# WORK TO BE COMPLETED
Write the line that includes "Extract all readable text from this page." and all subsequent lines, exactly as written, and nothing more.

______________________________

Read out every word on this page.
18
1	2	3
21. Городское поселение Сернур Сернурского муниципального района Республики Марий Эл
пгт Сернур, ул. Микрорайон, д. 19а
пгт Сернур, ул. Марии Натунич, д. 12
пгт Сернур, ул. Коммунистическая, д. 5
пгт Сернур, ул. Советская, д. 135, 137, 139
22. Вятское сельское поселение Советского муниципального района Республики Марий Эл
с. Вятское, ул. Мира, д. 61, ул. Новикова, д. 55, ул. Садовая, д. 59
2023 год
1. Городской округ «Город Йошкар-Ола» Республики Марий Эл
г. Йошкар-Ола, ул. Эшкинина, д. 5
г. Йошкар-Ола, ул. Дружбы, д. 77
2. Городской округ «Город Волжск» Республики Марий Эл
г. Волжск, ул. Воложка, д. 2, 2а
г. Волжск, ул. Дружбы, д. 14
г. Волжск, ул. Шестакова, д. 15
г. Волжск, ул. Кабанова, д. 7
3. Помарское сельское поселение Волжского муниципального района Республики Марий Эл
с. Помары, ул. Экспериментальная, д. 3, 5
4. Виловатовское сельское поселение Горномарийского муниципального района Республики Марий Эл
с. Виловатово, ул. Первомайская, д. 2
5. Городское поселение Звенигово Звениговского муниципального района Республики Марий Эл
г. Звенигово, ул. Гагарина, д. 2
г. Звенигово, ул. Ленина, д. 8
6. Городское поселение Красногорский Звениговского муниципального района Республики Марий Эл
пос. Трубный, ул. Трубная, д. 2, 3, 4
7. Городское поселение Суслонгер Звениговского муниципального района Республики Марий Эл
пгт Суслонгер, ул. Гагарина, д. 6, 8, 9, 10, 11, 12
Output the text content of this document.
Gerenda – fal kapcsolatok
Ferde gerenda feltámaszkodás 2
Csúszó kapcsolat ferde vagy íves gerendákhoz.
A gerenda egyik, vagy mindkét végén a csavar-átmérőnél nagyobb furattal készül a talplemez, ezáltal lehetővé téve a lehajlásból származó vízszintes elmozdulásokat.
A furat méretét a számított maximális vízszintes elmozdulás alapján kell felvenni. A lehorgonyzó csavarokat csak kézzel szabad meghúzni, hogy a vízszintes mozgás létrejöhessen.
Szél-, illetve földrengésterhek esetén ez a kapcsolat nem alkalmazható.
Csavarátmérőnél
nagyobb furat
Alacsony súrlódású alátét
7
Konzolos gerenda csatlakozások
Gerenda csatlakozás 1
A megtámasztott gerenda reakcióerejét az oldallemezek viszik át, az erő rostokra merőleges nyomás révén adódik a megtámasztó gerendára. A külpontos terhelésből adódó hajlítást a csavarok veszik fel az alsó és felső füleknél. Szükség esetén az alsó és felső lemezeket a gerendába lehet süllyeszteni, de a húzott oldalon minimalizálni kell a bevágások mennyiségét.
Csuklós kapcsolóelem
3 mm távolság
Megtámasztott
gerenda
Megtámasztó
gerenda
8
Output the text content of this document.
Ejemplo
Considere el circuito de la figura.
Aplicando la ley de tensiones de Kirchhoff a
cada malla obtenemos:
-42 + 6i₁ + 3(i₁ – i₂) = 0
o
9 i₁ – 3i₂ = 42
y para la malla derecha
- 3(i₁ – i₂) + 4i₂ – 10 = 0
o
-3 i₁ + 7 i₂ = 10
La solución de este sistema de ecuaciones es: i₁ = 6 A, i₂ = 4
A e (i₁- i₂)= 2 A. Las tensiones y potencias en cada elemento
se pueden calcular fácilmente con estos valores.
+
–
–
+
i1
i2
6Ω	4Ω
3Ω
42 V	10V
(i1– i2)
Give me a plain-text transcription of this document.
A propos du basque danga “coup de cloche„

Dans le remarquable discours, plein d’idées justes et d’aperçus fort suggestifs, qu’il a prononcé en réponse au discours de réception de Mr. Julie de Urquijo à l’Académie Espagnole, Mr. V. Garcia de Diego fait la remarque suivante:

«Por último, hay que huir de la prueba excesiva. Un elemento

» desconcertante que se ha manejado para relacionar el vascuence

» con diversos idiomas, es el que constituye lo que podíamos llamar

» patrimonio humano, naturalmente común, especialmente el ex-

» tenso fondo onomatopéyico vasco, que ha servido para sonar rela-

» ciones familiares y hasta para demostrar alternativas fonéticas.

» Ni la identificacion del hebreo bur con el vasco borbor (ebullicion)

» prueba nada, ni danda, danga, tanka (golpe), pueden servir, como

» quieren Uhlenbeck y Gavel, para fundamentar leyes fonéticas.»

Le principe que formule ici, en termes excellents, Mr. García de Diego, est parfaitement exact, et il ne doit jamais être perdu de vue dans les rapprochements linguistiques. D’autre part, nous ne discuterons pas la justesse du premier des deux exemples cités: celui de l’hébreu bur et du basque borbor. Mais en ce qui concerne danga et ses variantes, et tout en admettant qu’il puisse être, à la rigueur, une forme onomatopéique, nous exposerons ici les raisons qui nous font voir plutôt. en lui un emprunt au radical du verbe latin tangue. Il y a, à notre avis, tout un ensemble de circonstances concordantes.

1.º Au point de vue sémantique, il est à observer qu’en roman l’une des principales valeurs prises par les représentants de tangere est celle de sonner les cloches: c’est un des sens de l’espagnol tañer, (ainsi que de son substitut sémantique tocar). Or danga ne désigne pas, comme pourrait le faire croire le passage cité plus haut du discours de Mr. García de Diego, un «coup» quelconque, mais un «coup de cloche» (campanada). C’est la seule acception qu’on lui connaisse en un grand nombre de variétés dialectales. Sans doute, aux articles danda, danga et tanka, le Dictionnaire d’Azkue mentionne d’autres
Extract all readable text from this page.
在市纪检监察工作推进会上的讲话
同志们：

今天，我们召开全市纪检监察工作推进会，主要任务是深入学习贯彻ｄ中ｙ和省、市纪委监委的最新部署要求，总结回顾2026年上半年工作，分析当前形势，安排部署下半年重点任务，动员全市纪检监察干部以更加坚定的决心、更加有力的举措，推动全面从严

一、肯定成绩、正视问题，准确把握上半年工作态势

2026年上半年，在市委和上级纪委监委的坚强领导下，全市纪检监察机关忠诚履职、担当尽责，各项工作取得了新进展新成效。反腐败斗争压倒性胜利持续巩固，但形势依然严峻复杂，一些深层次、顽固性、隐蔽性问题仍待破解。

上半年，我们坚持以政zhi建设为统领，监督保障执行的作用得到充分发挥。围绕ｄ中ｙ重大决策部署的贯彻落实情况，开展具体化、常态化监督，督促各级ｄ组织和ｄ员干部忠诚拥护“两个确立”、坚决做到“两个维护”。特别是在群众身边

______________________________

# ANSWER TO THE EXERCISE
Extract all readable text from this page.
在市纪检监察工作推进会上的讲话
同志们：

今天，我们召开全市纪检监察工作推进会，主要任务是深入学习贯彻ｄ中ｙ和省、市纪委监委的最新部署要求，总结回顾2026年上半年工作，分析当前形势，安排部署下半年重点任务，动员全市纪检监察干部以更加坚定的决心、更加有力的举措，推动全面从严

一、肯定成绩、正视问题，准确把握上半年工作态势

2026年上半年，在市委和上级纪委监委的坚强领导下，全市纪检监察机关忠诚履职、担当尽责，各项工作取得了新进展新成效。反腐败斗争压倒性胜利持续巩固，但形势依然严峻复杂，一些深层次、顽固性、隐蔽性问题仍待破解。

上半年，我们坚持以政zhi建设为统领，监督保障执行的作用得到充分发挥。围绕ｄ中ｙ重大决策部署的贯彻落实情况，开展具体化、常态化监督，督促各级ｄ组织和ｄ员干部忠诚拥护“两个确立”、坚决做到“两个维护”。特别是在群众身边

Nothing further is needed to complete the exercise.